Exercise description: Bring together all lines of the material below that contain the string "Napoli".

(Stored data entries)
>> START
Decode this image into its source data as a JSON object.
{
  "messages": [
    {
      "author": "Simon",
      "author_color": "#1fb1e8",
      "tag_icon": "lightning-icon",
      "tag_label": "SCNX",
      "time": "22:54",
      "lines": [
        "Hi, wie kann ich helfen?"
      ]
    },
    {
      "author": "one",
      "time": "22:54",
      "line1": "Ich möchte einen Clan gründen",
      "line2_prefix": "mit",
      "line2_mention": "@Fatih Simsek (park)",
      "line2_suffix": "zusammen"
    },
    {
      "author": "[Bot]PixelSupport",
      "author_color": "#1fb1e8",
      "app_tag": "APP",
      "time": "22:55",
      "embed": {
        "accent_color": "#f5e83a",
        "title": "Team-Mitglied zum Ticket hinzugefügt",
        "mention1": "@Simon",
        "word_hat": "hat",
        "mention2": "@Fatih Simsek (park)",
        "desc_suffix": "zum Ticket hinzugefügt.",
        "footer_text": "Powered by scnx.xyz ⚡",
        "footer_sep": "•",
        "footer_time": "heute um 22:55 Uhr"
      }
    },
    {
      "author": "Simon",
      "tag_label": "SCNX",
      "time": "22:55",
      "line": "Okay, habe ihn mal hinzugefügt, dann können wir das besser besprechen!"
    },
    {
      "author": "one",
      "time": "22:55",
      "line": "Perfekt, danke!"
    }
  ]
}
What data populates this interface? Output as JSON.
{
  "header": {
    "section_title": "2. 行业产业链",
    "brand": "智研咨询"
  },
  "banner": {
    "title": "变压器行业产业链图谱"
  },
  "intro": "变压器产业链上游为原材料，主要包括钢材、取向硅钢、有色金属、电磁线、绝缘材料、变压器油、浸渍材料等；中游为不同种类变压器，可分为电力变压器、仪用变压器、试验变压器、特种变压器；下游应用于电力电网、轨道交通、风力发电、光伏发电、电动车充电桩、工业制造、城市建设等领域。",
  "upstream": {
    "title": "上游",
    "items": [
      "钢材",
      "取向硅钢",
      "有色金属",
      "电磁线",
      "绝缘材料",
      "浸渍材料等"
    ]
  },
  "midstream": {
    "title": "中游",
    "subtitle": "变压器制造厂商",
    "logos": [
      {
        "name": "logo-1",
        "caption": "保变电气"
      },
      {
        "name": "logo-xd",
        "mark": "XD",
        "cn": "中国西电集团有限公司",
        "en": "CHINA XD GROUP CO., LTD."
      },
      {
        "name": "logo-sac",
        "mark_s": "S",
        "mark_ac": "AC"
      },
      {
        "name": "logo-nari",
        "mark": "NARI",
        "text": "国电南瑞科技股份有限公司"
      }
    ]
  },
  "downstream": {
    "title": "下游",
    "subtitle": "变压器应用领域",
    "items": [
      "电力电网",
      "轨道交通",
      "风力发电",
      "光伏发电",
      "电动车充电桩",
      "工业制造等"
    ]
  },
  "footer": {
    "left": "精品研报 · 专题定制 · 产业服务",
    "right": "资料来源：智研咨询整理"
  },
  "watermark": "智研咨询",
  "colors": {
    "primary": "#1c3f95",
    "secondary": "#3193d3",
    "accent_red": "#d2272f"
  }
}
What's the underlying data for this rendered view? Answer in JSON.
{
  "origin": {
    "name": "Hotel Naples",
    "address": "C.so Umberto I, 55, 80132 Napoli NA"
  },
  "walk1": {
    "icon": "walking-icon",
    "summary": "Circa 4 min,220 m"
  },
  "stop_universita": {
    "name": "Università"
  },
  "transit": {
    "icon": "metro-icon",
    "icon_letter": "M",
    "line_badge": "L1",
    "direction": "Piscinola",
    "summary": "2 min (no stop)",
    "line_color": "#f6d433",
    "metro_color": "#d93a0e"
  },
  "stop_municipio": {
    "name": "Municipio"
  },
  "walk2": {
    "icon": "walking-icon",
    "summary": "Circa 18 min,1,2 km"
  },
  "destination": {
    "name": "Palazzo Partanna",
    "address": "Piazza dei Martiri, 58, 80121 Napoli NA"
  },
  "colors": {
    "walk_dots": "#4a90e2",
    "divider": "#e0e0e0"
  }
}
>> END
Exercise solution:
    "address": "C.so Umberto I, 55, 80132 Napoli NA"
    "address": "Piazza dei Martiri, 58, 80121 Napoli NA"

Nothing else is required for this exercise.